CONSIGNES:
A. D'après le texte source, en quelle année Balanchine a-t-il créé la School of American Ballet à New York ?
B. Relevez dans le texte source toutes les qualités auxquelles vise la technique de Balanchine.

======== TEXTE SOURCE

MĂ©thode Balanchine
La méthode Balanchine est une technique du ballet qui a été développée par le chorégraphe russe George Balanchine. Il l’appliqua à la School of American Ballet, l’école qu’il avait créé à New York en 1934[1], pour former les danseurs de sa compagnie, le New York City Ballet (1948). Il ne s’agit pas d’une véritable méthode d’enseignement étudiée pour la formation des enfants, comme pourrait être la méthode Vaganova, mais plutôt d’une technique qui vise à certaines qualités de musicalité, rapidité, dynamisme et pureté de lignes, permettant d’aborder l’esthétique néo-classique du grand chorégraphe[2].
Esthétique
Cette technique particulière obéit à certains principes de base, qui caractérisent le style des chorégraphies de ce maître de la danse classique.
- Musicalité absolue
Selon les propres mots de Balanchine, dans un ballet, chaque spectateur devra pouvoir « voir la musique et écouter la danse ». Dans le but d’affiner la musicalité du danseur, le respect des tempos ainsi que du phrasé particulier de chaque genre de mouvement fait l’objet d’une attention particulière au cours de toute la leçon. Les exercices sont souvent construits sur des comptes insolites (cinq, six ou neuf temps) et doivent toujours être exécutés au bord de la note. Le choix des musiques pour la leçon est très varié et puise dans le swing et dans la musique américaine des années 1950. Balanchine déclare : « La seule raison du mouvement est la musique - La danse doit sembler de la musique »[3].
- Autonomie de la danse
Pour Balanchine le ballet est un langage en soi et pour soi qui ne dépend ni d'une narration, ni d'une idée à démontrer. Selon lui « Les fleurs ne se servent pas de mots, elles n'en ont pas besoin pour être belles. Nous existons (les danseurs) nous aussi et nous espérons être beaux sans aucun mot... Il n'y a aucune signification cachée dans mes ballets... Je n'ai pas besoin de danseurs sentimentaux »[3].
- Priorité de la cinétique du pas sur le dessin statique des poses
Plus que sur la forme pure, la méthode Balanchine se focalise sur l’énergie et sur le mouvement. Il en ressort une dynamique très poussée des pas (se développant souvent selon une projection horizontale), liés par des pliés très profonds et moelleux (l'adjectif utilisé par Balanchine est juicy). Balanchine déclarait : « Ne soyez pas radins avec vos pliés ! ». En général, les pas qui prévoient un déplacement du danseur sont effectués de façon à couvrir le maximum d’espace, à moins qu’ils n’aient qu’un rôle rythmique, auquel cas ils se réduiront à de petits ciselages musicaux (la glissade et le pas de bourrée, par exemple, peuvent être tour à tour exagérément amples ou bien très menus et exécutés presque en « rattrapant » la musique. Les qualités contrastantes des mouvements sont souvent poussées à l’extrême[4] haut ou bas, rapide ou ralenti, petit ou large. On retrouve dans certains pas l’influence du jazz et de la danse de caractère. La rapidité des pas sur pointes et de ceux du petit allégro, est souvent à la limite de l’impossibilité physique.

================
======== DONNÉES FOURNIES

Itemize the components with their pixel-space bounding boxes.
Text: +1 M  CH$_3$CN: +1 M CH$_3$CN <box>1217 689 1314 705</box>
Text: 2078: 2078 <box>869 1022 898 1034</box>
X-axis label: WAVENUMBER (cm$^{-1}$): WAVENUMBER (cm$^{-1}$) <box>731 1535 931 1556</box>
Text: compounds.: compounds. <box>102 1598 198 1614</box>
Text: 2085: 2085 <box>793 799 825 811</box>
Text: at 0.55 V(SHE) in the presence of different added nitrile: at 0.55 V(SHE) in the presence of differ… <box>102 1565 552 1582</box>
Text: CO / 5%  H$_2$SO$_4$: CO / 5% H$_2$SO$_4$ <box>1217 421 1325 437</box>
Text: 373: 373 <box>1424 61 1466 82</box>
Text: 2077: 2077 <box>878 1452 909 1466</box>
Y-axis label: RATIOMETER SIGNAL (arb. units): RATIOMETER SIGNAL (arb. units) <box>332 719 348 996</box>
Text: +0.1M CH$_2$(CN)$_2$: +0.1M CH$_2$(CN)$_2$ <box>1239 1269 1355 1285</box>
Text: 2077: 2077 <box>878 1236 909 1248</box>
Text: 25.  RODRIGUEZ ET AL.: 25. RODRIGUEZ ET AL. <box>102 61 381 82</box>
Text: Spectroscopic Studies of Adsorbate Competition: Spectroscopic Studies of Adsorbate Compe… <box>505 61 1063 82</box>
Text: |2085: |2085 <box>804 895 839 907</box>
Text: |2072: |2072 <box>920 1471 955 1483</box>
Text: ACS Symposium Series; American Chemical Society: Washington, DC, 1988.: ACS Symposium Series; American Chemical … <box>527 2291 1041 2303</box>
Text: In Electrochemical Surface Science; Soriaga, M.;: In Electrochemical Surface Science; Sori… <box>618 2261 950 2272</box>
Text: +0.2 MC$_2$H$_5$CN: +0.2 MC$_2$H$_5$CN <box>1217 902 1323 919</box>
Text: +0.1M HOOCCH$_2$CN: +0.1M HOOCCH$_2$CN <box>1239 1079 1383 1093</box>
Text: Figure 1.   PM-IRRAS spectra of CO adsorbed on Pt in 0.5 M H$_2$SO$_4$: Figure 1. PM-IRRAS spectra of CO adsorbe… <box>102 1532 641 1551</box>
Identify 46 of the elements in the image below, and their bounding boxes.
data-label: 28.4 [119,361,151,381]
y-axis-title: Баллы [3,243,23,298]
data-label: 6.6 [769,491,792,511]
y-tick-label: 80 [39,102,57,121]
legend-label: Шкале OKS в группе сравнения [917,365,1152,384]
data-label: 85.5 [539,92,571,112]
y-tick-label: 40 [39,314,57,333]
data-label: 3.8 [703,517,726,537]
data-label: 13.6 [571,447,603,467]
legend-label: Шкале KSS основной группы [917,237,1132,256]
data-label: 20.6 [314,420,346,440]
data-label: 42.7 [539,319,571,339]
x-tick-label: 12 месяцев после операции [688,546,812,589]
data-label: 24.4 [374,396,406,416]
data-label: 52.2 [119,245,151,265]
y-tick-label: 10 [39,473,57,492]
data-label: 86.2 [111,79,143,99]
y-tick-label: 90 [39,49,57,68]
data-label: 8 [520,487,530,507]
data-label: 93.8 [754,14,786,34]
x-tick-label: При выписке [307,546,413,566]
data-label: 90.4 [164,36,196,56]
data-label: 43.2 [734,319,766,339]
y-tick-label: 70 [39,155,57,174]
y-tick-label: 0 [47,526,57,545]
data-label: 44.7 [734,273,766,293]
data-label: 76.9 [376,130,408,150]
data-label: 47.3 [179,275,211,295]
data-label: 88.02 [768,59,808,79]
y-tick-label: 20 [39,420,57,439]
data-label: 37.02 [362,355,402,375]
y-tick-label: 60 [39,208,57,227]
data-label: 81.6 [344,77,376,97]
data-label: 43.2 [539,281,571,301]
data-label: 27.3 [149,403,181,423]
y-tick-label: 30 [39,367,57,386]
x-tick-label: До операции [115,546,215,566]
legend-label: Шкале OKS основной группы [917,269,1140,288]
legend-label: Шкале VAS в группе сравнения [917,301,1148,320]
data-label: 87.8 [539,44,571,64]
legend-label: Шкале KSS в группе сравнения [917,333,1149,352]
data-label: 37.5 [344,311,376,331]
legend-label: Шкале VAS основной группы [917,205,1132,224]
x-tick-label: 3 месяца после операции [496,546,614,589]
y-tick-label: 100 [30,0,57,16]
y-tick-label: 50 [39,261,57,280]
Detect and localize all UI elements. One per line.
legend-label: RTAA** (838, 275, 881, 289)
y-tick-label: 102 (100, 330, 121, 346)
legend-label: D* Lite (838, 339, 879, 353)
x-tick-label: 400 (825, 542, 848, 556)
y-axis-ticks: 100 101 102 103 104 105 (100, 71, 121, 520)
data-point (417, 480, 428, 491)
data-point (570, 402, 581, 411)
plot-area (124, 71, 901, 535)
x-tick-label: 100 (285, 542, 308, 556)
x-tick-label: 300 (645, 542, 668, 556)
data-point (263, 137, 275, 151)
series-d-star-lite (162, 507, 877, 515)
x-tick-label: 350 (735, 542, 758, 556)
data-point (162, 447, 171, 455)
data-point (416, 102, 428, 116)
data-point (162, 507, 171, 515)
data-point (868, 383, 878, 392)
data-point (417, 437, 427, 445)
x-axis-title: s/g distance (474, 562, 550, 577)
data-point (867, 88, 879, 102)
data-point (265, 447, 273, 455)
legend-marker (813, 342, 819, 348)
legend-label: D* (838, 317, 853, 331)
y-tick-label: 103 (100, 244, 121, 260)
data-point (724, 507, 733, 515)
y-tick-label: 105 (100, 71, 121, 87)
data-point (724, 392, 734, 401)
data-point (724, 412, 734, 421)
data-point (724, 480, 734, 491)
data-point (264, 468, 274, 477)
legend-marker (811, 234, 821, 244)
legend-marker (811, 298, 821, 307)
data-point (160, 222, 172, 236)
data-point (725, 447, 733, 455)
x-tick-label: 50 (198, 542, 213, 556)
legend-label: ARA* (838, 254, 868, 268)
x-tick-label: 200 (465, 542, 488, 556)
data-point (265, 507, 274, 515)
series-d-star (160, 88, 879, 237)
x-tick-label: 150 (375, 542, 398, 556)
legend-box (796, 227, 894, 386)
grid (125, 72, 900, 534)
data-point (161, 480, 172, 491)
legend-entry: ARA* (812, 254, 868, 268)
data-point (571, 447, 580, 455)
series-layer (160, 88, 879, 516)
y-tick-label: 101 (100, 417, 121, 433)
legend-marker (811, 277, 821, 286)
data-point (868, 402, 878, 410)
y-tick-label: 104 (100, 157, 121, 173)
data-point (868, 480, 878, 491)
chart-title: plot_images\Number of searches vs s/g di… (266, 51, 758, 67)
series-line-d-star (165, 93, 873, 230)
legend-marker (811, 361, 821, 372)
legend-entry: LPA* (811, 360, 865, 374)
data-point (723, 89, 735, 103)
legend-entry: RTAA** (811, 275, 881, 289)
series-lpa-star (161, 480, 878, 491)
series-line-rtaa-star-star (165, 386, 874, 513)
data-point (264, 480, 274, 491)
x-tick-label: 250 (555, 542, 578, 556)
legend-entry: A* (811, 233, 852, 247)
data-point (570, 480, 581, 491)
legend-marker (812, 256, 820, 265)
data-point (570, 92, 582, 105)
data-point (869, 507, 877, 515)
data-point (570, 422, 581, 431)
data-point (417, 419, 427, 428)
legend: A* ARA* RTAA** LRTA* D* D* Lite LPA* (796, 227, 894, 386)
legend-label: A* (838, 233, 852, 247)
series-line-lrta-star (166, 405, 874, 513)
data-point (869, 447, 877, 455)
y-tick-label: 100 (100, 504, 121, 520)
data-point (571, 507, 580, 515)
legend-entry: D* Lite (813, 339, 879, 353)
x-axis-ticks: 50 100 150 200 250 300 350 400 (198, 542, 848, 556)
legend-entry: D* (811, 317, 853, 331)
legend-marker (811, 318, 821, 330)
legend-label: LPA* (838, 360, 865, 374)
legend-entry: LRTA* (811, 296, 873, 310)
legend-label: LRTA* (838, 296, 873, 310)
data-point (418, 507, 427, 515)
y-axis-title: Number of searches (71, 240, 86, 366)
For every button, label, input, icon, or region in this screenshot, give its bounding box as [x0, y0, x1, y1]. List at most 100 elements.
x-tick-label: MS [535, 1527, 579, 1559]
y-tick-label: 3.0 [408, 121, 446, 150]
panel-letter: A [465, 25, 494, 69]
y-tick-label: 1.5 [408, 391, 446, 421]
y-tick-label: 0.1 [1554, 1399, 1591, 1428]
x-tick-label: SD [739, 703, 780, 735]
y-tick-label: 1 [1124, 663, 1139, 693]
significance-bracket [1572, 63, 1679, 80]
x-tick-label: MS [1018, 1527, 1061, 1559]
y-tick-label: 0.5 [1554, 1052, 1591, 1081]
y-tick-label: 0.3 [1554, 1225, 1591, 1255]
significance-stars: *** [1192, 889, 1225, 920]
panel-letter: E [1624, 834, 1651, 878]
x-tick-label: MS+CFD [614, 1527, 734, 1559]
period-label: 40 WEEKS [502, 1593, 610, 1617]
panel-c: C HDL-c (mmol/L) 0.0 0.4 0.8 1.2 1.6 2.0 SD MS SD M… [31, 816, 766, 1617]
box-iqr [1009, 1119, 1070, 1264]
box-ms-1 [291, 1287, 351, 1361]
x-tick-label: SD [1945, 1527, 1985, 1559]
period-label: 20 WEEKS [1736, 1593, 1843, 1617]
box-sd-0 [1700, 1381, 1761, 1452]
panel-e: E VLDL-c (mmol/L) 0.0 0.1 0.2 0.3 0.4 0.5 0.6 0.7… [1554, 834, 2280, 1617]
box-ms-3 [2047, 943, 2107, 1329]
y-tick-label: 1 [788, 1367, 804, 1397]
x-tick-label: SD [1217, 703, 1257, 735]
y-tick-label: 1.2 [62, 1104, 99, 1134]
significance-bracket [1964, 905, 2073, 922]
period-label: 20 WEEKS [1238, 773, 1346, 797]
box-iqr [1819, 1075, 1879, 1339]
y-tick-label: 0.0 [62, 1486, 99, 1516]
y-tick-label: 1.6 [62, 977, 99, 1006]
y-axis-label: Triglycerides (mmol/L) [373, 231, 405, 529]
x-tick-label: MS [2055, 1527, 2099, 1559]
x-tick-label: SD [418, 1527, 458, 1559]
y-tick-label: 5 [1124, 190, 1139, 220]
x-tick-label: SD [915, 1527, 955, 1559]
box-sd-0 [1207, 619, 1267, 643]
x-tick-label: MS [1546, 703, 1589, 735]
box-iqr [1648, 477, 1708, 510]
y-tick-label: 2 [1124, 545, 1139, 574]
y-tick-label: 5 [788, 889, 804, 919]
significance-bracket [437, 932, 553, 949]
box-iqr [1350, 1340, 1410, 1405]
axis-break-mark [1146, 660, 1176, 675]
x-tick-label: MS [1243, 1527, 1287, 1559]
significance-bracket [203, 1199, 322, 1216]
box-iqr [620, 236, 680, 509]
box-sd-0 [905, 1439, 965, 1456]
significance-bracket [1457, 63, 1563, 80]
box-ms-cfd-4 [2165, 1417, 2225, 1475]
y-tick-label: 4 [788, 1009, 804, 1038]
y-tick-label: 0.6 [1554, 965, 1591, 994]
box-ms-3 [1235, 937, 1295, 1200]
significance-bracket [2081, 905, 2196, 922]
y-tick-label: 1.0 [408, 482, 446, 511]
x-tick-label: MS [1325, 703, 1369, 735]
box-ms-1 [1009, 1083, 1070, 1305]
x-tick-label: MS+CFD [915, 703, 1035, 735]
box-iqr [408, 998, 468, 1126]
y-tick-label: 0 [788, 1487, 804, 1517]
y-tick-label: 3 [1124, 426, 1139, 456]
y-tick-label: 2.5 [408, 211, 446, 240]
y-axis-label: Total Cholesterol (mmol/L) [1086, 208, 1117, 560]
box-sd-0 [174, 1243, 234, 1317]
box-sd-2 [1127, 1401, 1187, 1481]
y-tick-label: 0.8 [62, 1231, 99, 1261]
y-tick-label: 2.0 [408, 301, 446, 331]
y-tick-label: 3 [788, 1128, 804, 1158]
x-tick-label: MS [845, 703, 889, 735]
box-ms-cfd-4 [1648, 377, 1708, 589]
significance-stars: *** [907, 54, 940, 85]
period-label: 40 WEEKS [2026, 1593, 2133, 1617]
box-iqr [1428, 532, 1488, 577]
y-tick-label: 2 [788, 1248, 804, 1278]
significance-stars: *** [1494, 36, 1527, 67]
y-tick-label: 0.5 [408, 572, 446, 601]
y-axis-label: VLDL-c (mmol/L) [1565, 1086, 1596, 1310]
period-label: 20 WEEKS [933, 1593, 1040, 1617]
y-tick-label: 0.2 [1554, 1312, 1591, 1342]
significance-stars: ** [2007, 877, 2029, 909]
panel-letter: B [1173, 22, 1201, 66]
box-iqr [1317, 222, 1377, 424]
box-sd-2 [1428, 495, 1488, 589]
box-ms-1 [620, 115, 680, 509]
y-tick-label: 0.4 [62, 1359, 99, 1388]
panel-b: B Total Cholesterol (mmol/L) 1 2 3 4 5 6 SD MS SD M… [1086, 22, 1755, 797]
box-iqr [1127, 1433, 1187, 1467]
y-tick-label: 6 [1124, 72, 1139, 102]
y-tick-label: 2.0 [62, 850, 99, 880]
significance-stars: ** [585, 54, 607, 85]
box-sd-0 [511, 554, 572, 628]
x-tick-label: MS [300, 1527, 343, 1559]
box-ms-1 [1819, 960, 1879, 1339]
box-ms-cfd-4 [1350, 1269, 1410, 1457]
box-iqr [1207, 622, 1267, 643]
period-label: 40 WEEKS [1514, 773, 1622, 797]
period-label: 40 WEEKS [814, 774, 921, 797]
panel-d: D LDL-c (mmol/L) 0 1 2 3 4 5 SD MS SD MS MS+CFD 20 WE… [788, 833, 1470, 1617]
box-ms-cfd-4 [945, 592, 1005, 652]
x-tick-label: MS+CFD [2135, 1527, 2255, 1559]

================

CORRIGÉ:
A. En 1934.

B. La musicalité, la rapidité, le dynamisme et la pureté de lignes.